> [Do this] Omit all pictures, then retype the data exactly as given.

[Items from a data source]
* begin *
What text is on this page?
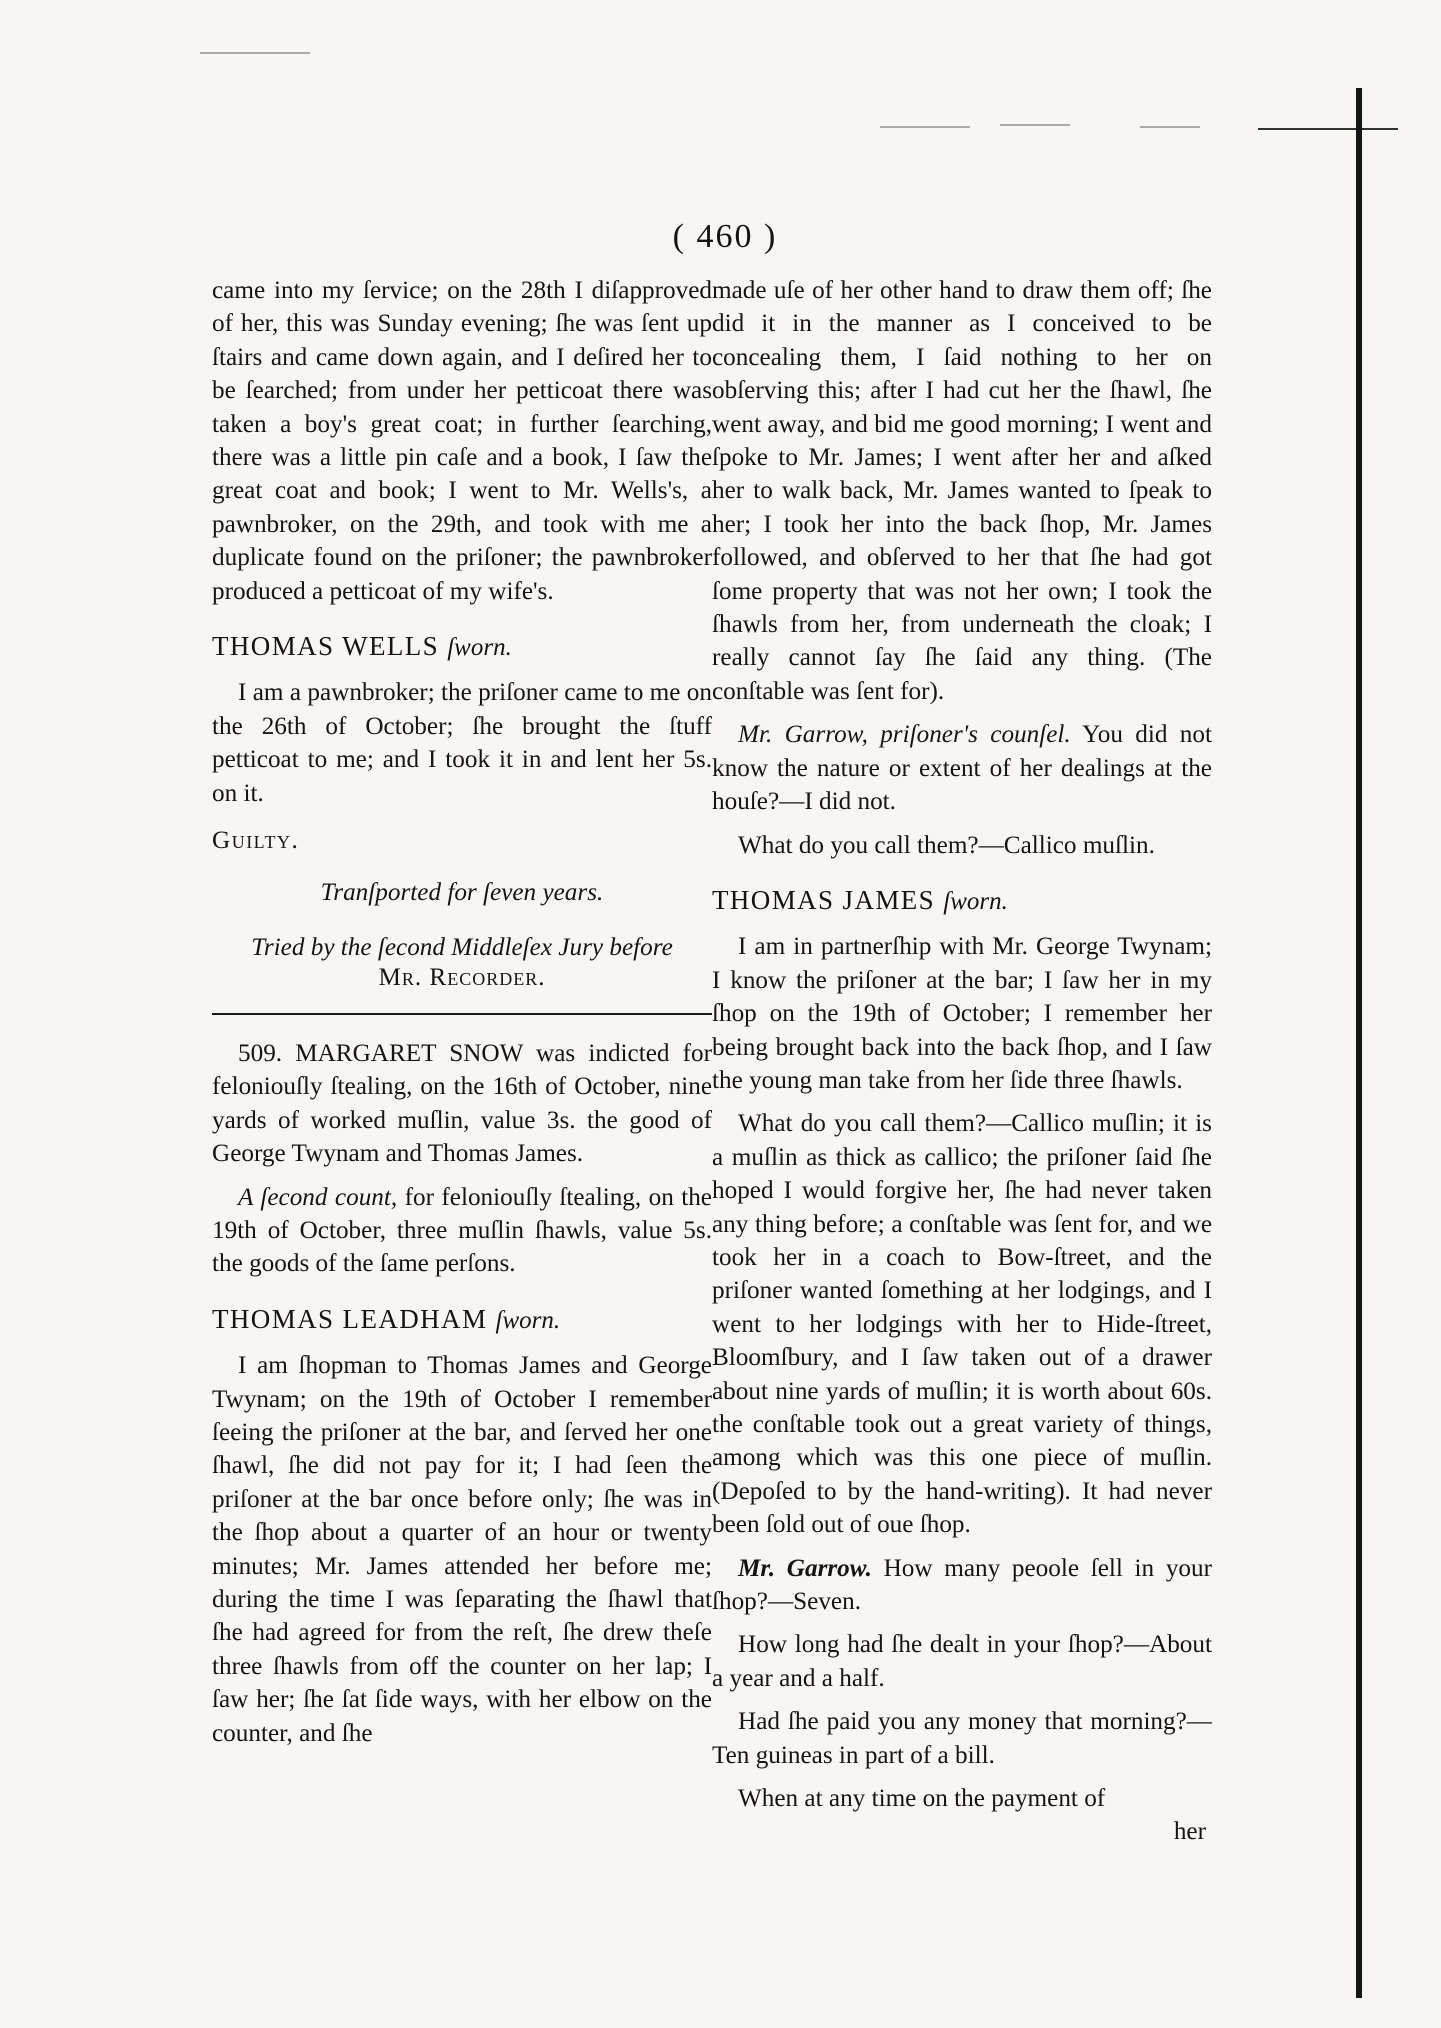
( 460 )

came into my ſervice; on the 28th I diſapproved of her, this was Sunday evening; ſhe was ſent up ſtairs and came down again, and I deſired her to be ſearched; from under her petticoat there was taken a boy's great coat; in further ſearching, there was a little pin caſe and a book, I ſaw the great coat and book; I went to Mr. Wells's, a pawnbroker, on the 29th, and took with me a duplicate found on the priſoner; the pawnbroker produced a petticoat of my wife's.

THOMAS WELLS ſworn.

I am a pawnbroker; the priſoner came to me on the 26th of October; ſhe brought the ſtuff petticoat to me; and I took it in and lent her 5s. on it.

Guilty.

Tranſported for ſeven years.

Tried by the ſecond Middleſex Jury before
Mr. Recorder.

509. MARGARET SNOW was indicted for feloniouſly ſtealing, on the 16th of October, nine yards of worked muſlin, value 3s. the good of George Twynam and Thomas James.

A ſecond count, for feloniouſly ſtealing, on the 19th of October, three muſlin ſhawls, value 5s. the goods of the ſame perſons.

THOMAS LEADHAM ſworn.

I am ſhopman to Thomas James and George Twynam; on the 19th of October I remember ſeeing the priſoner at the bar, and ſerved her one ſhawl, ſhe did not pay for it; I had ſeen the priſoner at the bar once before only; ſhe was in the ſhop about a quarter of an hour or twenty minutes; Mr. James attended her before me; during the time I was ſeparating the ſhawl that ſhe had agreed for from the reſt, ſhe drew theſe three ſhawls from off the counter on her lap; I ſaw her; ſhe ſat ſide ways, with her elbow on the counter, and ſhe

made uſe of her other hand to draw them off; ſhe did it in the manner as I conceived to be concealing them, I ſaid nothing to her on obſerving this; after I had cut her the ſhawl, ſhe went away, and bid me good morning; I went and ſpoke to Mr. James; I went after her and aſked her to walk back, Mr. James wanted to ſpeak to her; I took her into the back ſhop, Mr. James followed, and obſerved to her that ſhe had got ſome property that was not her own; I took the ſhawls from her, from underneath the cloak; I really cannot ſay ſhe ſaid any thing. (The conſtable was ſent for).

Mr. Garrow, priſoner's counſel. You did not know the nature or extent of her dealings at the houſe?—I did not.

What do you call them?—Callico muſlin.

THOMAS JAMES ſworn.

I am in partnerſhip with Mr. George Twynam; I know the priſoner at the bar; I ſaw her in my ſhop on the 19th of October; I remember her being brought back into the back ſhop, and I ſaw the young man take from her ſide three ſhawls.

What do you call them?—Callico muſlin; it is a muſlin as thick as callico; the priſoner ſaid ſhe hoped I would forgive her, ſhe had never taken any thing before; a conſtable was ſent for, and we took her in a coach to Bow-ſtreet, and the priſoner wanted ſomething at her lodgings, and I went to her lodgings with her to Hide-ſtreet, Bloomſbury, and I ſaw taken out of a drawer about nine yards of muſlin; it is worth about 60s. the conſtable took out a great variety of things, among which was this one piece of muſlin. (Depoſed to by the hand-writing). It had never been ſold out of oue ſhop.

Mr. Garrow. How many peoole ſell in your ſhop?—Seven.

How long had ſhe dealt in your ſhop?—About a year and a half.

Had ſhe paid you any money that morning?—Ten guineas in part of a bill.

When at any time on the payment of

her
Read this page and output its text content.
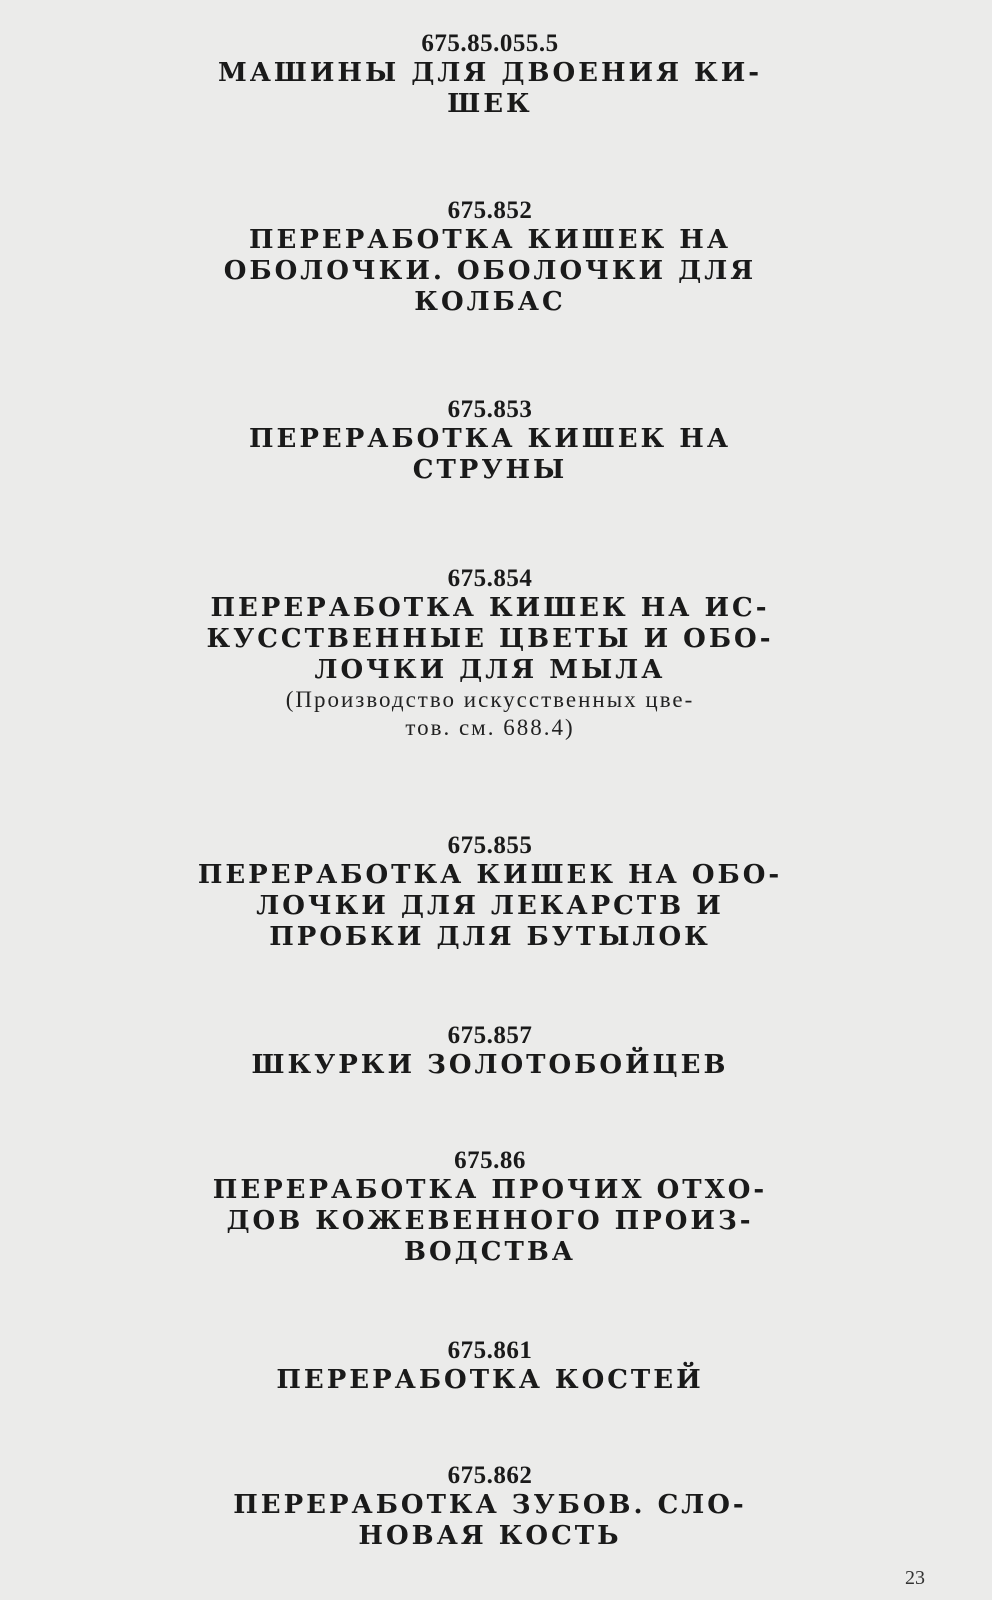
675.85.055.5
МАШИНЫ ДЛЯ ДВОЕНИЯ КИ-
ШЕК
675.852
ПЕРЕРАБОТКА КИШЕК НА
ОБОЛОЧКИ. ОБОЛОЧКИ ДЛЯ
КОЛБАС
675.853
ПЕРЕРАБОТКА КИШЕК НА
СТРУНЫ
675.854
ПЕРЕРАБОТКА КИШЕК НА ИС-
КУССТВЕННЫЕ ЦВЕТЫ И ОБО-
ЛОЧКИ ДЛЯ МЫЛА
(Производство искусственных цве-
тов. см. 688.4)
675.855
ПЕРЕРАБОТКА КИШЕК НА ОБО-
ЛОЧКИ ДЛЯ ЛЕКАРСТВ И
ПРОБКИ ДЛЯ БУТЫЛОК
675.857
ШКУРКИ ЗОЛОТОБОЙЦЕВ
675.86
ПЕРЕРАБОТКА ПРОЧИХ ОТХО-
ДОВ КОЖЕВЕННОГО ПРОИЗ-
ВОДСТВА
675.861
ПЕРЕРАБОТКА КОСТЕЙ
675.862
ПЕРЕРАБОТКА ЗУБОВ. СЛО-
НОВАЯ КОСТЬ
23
* end *
> [Correct answer]
What text is on this page?
( 460 )

came into my ſervice; on the 28th I diſapproved of her, this was Sunday evening; ſhe was ſent up ſtairs and came down again, and I deſired her to be ſearched; from under her petticoat there was taken a boy's great coat; in further ſearching, there was a little pin caſe and a book, I ſaw the great coat and book; I went to Mr. Wells's, a pawnbroker, on the 29th, and took with me a duplicate found on the priſoner; the pawnbroker produced a petticoat of my wife's.

THOMAS WELLS ſworn.

I am a pawnbroker; the priſoner came to me on the 26th of October; ſhe brought the ſtuff petticoat to me; and I took it in and lent her 5s. on it.

Guilty.

Tranſported for ſeven years.

Tried by the ſecond Middleſex Jury before
Mr. Recorder.

509. MARGARET SNOW was indicted for feloniouſly ſtealing, on the 16th of October, nine yards of worked muſlin, value 3s. the good of George Twynam and Thomas James.

A ſecond count, for feloniouſly ſtealing, on the 19th of October, three muſlin ſhawls, value 5s. the goods of the ſame perſons.

THOMAS LEADHAM ſworn.

I am ſhopman to Thomas James and George Twynam; on the 19th of October I remember ſeeing the priſoner at the bar, and ſerved her one ſhawl, ſhe did not pay for it; I had ſeen the priſoner at the bar once before only; ſhe was in the ſhop about a quarter of an hour or twenty minutes; Mr. James attended her before me; during the time I was ſeparating the ſhawl that ſhe had agreed for from the reſt, ſhe drew theſe three ſhawls from off the counter on her lap; I ſaw her; ſhe ſat ſide ways, with her elbow on the counter, and ſhe

made uſe of her other hand to draw them off; ſhe did it in the manner as I conceived to be concealing them, I ſaid nothing to her on obſerving this; after I had cut her the ſhawl, ſhe went away, and bid me good morning; I went and ſpoke to Mr. James; I went after her and aſked her to walk back, Mr. James wanted to ſpeak to her; I took her into the back ſhop, Mr. James followed, and obſerved to her that ſhe had got ſome property that was not her own; I took the ſhawls from her, from underneath the cloak; I really cannot ſay ſhe ſaid any thing. (The conſtable was ſent for).

Mr. Garrow, priſoner's counſel. You did not know the nature or extent of her dealings at the houſe?—I did not.

What do you call them?—Callico muſlin.

THOMAS JAMES ſworn.

I am in partnerſhip with Mr. George Twynam; I know the priſoner at the bar; I ſaw her in my ſhop on the 19th of October; I remember her being brought back into the back ſhop, and I ſaw the young man take from her ſide three ſhawls.

What do you call them?—Callico muſlin; it is a muſlin as thick as callico; the priſoner ſaid ſhe hoped I would forgive her, ſhe had never taken any thing before; a conſtable was ſent for, and we took her in a coach to Bow-ſtreet, and the priſoner wanted ſomething at her lodgings, and I went to her lodgings with her to Hide-ſtreet, Bloomſbury, and I ſaw taken out of a drawer about nine yards of muſlin; it is worth about 60s. the conſtable took out a great variety of things, among which was this one piece of muſlin. (Depoſed to by the hand-writing). It had never been ſold out of oue ſhop.

Mr. Garrow. How many peoole ſell in your ſhop?—Seven.

How long had ſhe dealt in your ſhop?—About a year and a half.

Had ſhe paid you any money that morning?—Ten guineas in part of a bill.

When at any time on the payment of

her
Read this page and output its text content.
675.85.055.5
МАШИНЫ ДЛЯ ДВОЕНИЯ КИ-
ШЕК
675.852
ПЕРЕРАБОТКА КИШЕК НА
ОБОЛОЧКИ. ОБОЛОЧКИ ДЛЯ
КОЛБАС
675.853
ПЕРЕРАБОТКА КИШЕК НА
СТРУНЫ
675.854
ПЕРЕРАБОТКА КИШЕК НА ИС-
КУССТВЕННЫЕ ЦВЕТЫ И ОБО-
ЛОЧКИ ДЛЯ МЫЛА
(Производство искусственных цве-
тов. см. 688.4)
675.855
ПЕРЕРАБОТКА КИШЕК НА ОБО-
ЛОЧКИ ДЛЯ ЛЕКАРСТВ И
ПРОБКИ ДЛЯ БУТЫЛОК
675.857
ШКУРКИ ЗОЛОТОБОЙЦЕВ
675.86
ПЕРЕРАБОТКА ПРОЧИХ ОТХО-
ДОВ КОЖЕВЕННОГО ПРОИЗ-
ВОДСТВА
675.861
ПЕРЕРАБОТКА КОСТЕЙ
675.862
ПЕРЕРАБОТКА ЗУБОВ. СЛО-
НОВАЯ КОСТЬ
23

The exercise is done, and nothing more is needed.